PROBLEM TO WORK ON :: Please state how many lines in the records contain the string "Chammünster", with no words besides the number.

── DATASET ──

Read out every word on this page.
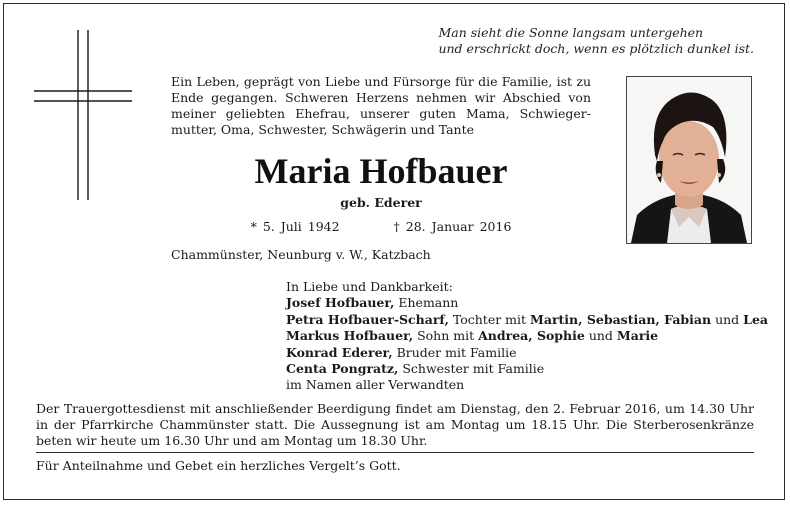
Man sieht die Sonne langsam untergehen
und erschrickt doch, wenn es plötzlich dunkel ist.
Ein Leben, geprägt von Liebe und Fürsorge für die Familie, ist zu Ende gegangen. Schweren Herzens nehmen wir Abschied von meiner geliebten Ehefrau, unserer guten Mama, Schwiegermutter, Oma, Schwester, Schwägerin und Tante
Maria Hofbauer
geb. Ederer
* 5. Juli 1942	† 28. Januar 2016
Chammünster, Neunburg v. W., Katzbach
In Liebe und Dankbarkeit:
Josef Hofbauer, Ehemann
Petra Hofbauer-Scharf, Tochter mit Martin, Sebastian, Fabian und Lea
Markus Hofbauer, Sohn mit Andrea, Sophie und Marie
Konrad Ederer, Bruder mit Familie
Centa Pongratz, Schwester mit Familie
im Namen aller Verwandten
Der Trauergottesdienst mit anschließender Beerdigung findet am Dienstag, den 2. Februar 2016, um 14.30 Uhr in der Pfarrkirche Chammünster statt. Die Aussegnung ist am Montag um 18.15 Uhr. Die Sterberosenkränze beten wir heute um 16.30 Uhr und am Montag um 18.30 Uhr.
Für Anteilnahme und Gebet ein herzliches Vergelt’s Gott.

───

ANSWER :: 2